Listed entries ▸
= = = =

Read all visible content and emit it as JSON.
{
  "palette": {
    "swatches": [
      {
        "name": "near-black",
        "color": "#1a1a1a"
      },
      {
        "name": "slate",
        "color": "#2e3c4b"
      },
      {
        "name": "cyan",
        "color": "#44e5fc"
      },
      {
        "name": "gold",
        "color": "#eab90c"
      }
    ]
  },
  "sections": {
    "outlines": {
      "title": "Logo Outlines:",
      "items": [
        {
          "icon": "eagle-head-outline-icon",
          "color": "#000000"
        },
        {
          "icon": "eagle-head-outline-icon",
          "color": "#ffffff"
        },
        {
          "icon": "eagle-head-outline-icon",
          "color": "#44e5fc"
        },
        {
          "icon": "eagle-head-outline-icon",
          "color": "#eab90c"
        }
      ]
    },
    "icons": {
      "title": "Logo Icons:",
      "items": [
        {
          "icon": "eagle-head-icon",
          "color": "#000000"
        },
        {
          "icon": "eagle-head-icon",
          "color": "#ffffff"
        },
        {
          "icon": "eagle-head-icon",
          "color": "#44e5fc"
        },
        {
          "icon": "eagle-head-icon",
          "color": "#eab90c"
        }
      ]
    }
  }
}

= = = =

Problem description ▸ Output every entry shown above, exactly.

The reply ▸
Read all visible content and emit it as JSON.
{
  "palette": {
    "swatches": [
      {
        "name": "near-black",
        "color": "#1a1a1a"
      },
      {
        "name": "slate",
        "color": "#2e3c4b"
      },
      {
        "name": "cyan",
        "color": "#44e5fc"
      },
      {
        "name": "gold",
        "color": "#eab90c"
      }
    ]
  },
  "sections": {
    "outlines": {
      "title": "Logo Outlines:",
      "items": [
        {
          "icon": "eagle-head-outline-icon",
          "color": "#000000"
        },
        {
          "icon": "eagle-head-outline-icon",
          "color": "#ffffff"
        },
        {
          "icon": "eagle-head-outline-icon",
          "color": "#44e5fc"
        },
        {
          "icon": "eagle-head-outline-icon",
          "color": "#eab90c"
        }
      ]
    },
    "icons": {
      "title": "Logo Icons:",
      "items": [
        {
          "icon": "eagle-head-icon",
          "color": "#000000"
        },
        {
          "icon": "eagle-head-icon",
          "color": "#ffffff"
        },
        {
          "icon": "eagle-head-icon",
          "color": "#44e5fc"
        },
        {
          "icon": "eagle-head-icon",
          "color": "#eab90c"
        }
      ]
    }
  }
}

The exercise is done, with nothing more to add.